## RECORDS TO PROCESS
-- Begin --

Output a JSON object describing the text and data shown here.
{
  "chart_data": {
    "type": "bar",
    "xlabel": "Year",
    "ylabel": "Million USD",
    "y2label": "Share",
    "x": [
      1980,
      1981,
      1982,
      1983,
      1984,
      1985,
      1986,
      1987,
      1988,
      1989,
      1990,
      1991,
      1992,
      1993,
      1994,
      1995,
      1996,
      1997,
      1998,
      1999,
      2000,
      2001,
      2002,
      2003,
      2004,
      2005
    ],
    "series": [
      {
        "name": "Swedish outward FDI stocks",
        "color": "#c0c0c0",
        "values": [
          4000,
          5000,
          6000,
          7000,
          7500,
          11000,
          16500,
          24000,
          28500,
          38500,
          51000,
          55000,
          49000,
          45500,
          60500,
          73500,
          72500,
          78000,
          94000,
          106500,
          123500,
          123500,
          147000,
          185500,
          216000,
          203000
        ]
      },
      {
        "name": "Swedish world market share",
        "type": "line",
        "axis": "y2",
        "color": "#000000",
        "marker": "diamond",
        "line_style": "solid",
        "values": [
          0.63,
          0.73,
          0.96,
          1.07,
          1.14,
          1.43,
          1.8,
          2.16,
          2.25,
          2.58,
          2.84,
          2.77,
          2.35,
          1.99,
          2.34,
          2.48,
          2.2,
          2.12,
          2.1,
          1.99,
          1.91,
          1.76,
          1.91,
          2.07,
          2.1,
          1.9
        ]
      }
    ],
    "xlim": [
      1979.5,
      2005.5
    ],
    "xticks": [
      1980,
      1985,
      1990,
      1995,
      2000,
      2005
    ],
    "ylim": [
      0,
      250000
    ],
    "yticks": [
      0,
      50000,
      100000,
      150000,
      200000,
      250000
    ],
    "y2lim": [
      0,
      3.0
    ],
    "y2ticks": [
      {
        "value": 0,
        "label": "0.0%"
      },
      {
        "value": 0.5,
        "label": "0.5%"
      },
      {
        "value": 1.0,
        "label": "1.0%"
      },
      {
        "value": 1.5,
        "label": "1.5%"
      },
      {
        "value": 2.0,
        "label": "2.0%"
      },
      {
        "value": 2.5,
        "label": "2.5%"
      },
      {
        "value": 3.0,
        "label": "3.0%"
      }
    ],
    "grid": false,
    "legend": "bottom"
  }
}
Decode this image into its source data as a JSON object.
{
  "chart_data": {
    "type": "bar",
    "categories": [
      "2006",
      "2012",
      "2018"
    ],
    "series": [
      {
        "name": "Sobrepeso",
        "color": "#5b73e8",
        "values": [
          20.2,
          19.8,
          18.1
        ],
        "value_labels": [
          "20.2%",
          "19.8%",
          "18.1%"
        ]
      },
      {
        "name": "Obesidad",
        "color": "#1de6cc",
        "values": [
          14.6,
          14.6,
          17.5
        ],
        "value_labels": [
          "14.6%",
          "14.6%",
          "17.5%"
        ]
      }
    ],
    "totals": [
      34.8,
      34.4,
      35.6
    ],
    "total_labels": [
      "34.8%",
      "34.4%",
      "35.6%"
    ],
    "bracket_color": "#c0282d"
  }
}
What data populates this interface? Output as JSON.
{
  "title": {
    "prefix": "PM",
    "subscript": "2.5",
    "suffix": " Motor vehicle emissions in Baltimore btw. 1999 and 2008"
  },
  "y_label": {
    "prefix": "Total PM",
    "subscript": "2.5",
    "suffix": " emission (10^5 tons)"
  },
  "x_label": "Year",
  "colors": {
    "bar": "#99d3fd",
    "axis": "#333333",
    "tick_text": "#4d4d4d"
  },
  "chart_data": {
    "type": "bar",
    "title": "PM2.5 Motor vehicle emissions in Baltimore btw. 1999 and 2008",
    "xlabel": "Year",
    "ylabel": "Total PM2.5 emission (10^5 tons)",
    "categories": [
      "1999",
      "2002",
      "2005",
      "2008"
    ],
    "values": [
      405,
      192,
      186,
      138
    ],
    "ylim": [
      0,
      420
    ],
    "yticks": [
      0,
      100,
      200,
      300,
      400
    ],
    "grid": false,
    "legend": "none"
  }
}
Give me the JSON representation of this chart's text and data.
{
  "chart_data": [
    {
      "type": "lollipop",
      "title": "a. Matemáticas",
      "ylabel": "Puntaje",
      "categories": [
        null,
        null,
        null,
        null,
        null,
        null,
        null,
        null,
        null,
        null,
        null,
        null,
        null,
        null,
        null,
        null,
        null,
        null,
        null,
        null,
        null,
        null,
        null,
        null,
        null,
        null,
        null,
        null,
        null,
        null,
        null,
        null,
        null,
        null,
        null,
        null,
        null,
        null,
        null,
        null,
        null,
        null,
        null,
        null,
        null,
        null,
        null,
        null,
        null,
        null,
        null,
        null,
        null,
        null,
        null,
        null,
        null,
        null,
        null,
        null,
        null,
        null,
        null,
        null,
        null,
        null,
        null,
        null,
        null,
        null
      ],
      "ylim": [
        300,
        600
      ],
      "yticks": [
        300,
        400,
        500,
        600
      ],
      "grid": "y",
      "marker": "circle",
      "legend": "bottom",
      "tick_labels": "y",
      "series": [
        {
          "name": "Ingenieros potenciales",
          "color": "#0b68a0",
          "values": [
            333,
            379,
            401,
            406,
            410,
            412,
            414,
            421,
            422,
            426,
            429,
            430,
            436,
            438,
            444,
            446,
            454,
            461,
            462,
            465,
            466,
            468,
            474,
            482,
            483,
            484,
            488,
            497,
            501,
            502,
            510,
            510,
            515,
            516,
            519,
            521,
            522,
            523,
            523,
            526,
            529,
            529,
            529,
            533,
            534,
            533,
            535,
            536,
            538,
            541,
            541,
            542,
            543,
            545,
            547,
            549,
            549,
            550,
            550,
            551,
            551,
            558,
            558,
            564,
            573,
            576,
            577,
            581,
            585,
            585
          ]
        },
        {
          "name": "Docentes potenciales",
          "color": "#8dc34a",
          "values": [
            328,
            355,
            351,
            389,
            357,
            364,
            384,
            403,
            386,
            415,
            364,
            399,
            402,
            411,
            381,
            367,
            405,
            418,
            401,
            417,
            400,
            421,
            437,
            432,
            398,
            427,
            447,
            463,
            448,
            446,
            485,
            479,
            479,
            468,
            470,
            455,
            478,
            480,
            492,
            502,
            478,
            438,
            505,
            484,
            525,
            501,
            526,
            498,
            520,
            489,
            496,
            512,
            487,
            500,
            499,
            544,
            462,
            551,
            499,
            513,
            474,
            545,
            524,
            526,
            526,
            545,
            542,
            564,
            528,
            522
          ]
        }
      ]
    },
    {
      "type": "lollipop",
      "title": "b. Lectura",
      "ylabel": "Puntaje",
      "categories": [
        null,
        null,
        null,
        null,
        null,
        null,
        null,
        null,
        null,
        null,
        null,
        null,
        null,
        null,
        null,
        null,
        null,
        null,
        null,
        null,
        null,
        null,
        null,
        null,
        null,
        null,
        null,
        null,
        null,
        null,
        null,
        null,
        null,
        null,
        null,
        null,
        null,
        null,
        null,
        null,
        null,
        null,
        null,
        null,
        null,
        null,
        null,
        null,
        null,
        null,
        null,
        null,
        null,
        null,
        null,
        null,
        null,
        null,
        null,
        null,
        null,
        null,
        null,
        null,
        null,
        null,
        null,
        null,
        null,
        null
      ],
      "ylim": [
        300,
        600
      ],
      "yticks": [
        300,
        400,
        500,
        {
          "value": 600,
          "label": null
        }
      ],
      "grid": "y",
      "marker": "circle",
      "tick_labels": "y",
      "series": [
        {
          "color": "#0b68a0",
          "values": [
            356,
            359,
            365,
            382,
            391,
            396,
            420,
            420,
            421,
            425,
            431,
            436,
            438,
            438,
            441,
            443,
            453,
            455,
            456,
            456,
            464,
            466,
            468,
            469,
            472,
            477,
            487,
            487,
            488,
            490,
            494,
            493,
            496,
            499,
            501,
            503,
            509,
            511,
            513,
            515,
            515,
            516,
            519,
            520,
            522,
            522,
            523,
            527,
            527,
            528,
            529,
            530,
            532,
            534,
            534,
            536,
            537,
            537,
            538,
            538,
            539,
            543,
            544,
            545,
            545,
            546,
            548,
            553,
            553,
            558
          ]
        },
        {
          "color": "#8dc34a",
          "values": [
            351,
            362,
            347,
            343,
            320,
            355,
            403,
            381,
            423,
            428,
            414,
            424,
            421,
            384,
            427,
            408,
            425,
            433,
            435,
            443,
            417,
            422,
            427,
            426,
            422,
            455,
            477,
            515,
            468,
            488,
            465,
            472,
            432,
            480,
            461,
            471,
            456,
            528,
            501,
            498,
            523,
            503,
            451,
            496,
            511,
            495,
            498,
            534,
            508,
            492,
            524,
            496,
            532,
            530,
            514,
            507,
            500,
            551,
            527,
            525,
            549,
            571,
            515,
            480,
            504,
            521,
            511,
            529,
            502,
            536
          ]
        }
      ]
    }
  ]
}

-- End --

## WORK TO COMPLETE
Looking at the data above, show all lines where the word "name" occurs.

## SOLUTION TO THIS PROBLEM
        "name": "Swedish outward FDI stocks",
        "name": "Swedish world market share",
        "name": "Sobrepeso",
        "name": "Obesidad",
          "name": "Ingenieros potenciales",
          "name": "Docentes potenciales",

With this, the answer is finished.